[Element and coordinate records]
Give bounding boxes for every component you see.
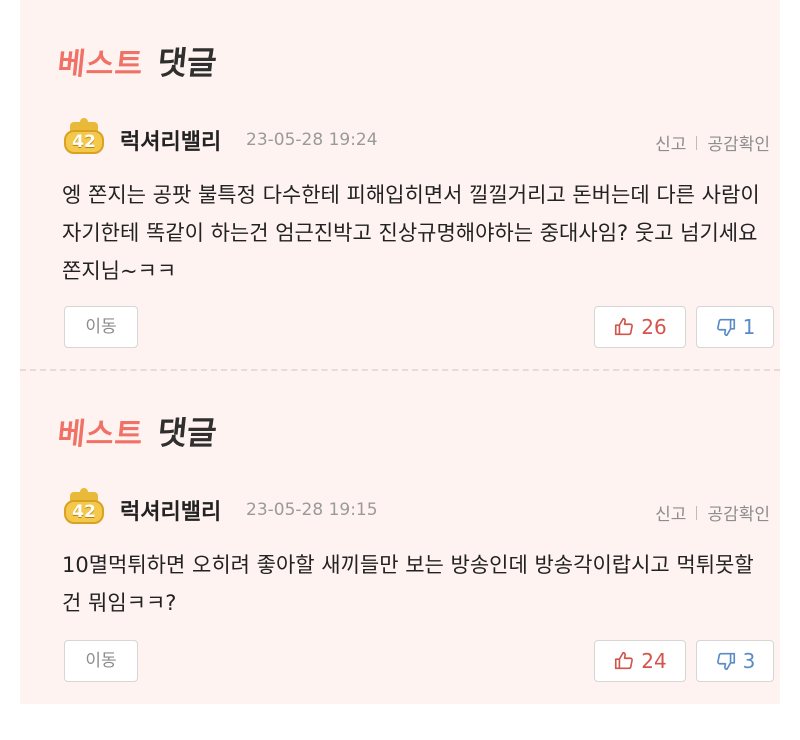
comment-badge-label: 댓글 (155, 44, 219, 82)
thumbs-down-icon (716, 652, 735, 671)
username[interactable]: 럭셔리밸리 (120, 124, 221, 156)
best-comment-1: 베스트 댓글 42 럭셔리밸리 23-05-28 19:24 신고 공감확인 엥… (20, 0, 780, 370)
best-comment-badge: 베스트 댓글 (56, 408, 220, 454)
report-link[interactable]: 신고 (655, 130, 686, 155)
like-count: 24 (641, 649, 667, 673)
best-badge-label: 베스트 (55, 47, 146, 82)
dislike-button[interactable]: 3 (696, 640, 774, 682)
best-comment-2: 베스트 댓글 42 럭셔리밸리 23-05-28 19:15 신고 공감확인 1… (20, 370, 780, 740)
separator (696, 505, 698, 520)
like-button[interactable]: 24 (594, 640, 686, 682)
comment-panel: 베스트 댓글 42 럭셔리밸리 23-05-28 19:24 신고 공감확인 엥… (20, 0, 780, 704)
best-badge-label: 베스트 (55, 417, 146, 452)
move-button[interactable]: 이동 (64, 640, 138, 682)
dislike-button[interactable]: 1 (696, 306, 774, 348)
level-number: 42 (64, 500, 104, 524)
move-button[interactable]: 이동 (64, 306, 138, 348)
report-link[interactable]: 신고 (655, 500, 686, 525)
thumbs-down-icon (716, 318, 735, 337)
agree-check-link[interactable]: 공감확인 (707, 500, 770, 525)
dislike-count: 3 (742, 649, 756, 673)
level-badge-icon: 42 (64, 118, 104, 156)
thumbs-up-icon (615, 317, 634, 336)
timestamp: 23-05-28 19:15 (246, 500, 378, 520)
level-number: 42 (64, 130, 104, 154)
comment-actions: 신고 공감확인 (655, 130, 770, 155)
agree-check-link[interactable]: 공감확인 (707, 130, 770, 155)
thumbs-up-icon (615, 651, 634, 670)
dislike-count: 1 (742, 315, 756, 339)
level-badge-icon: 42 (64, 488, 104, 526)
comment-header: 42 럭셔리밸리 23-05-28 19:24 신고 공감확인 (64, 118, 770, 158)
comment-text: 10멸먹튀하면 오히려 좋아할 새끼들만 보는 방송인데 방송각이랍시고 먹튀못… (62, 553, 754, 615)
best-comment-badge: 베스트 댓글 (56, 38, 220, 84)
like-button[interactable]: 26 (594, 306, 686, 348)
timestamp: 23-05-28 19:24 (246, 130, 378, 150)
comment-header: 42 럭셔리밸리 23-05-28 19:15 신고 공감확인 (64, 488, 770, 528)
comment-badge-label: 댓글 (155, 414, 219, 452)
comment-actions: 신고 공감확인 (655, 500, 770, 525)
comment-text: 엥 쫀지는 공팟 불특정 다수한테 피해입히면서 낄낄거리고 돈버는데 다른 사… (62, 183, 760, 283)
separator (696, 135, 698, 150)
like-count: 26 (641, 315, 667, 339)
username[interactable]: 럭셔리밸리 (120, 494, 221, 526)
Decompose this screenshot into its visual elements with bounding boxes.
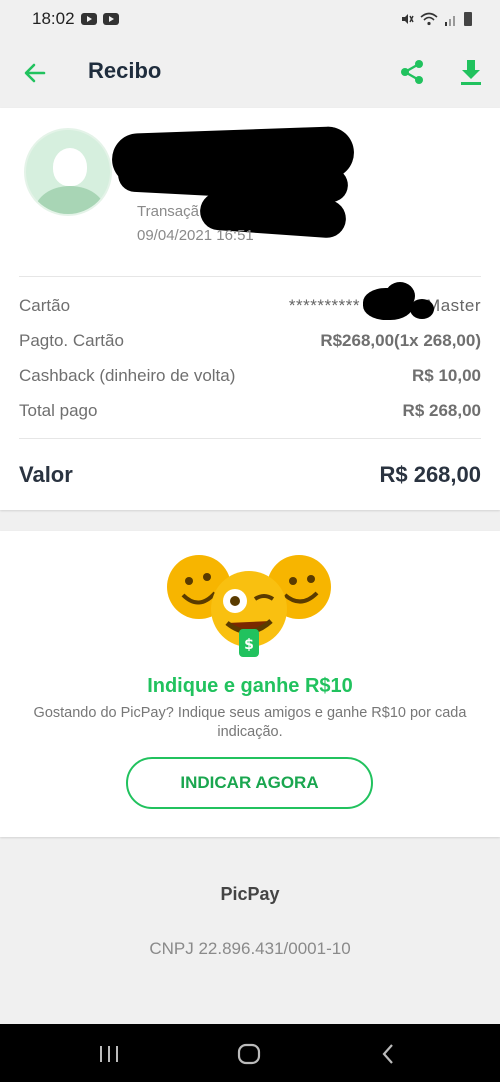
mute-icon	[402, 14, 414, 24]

> [Goal of the exercise]
Present the lines above as a Markdown table with the columns "Row number" and "Line," one row per line and no rows for blank lines. Omit the pictures.

> [Response]
| Row number | Line |
|---|---|
| 1 | Give bounding boxes for every component you see. |
| 2 | comment-badge-label: 댓글 (155, 44, 219, 82) |
| 3 | thumbs-down-icon (716, 652, 735, 671) |
| 4 | username[interactable]: 럭셔리밸리 (120, 124, 221, 156) |
| 5 | best-comment-1: 베스트 댓글 42 럭셔리밸리 23-05-28 19:24 신고 공감확인 엥… (20, 0, 780, 370) |
| 6 | best-comment-badge: 베스트 댓글 (56, 408, 220, 454) |
| 7 | report-link[interactable]: 신고 (655, 130, 686, 155) |
| 8 | like-count: 24 (641, 649, 667, 673) |
| 9 | best-badge-label: 베스트 (55, 47, 146, 82) |
| 10 | dislike-button[interactable]: 3 (696, 640, 774, 682) |
| 11 | best-comment-2: 베스트 댓글 42 럭셔리밸리 23-05-28 19:15 신고 공감확인 1… (20, 370, 780, 740) |
| 12 | separator (696, 505, 698, 520) |
| 13 | like-button[interactable]: 24 (594, 640, 686, 682) |
| 14 | comment-panel: 베스트 댓글 42 럭셔리밸리 23-05-28 19:24 신고 공감확인 엥… (20, 0, 780, 704) |
| 15 | best-badge-label: 베스트 (55, 417, 146, 452) |
| 16 | move-button[interactable]: 이동 (64, 640, 138, 682) |
| 17 | dislike-button[interactable]: 1 (696, 306, 774, 348) |
| 18 | level-number: 42 (64, 500, 104, 524) |
| 19 | move-button[interactable]: 이동 (64, 306, 138, 348) |
| 20 | report-link[interactable]: 신고 (655, 500, 686, 525) |
| 21 | thumbs-down-icon (716, 318, 735, 337) |
| 22 | agree-check-link[interactable]: 공감확인 (707, 500, 770, 525) |
| 23 | dislike-count: 3 (742, 649, 756, 673) |
| 24 | level-badge-icon: 42 (64, 118, 104, 156) |
| 25 | thumbs-up-icon (615, 317, 634, 336) |
| 26 | timestamp: 23-05-28 19:15 (246, 500, 378, 520) |
| 27 | level-number: 42 (64, 130, 104, 154) |
| 28 | comment-actions: 신고 공감확인 (655, 130, 770, 155) |
| 29 | agree-check-link[interactable]: 공감확인 (707, 130, 770, 155) |
| 30 | thumbs-up-icon (615, 651, 634, 670) |
| 31 | dislike-count: 1 (742, 315, 756, 339) |
| 32 | level-badge-icon: 42 (64, 488, 104, 526) |
| 33 | comment-header: 42 럭셔리밸리 23-05-28 19:24 신고 공감확인 (64, 118, 770, 158) |
| 34 | comment-text: 10멸먹튀하면 오히려 좋아할 새끼들만 보는 방송인데 방송각이랍시고 먹튀못… (62, 553, 754, 615) |
| 35 | best-comment-badge: 베스트 댓글 (56, 38, 220, 84) |
| 36 | like-button[interactable]: 26 (594, 306, 686, 348) |
| 37 | timestamp: 23-05-28 19:24 (246, 130, 378, 150) |
| 38 | comment-header: 42 럭셔리밸리 23-05-28 19:15 신고 공감확인 (64, 488, 770, 528) |
| 39 | comment-badge-label: 댓글 (155, 414, 219, 452) |
| 40 | comment-actions: 신고 공감확인 (655, 500, 770, 525) |
| 41 | comment-text: 엥 쫀지는 공팟 불특정 다수한테 피해입히면서 낄낄거리고 돈버는데 다른 사… (62, 183, 760, 283) |
| 42 | separator (696, 135, 698, 150) |
| 43 | like-count: 26 (641, 315, 667, 339) |
| 44 | username[interactable]: 럭셔리밸리 (120, 494, 221, 526) |
| 45 | Decompose this screenshot into its visual elements with bounding boxes. |
| 46 | mute-icon	[402, 14, 414, 24] |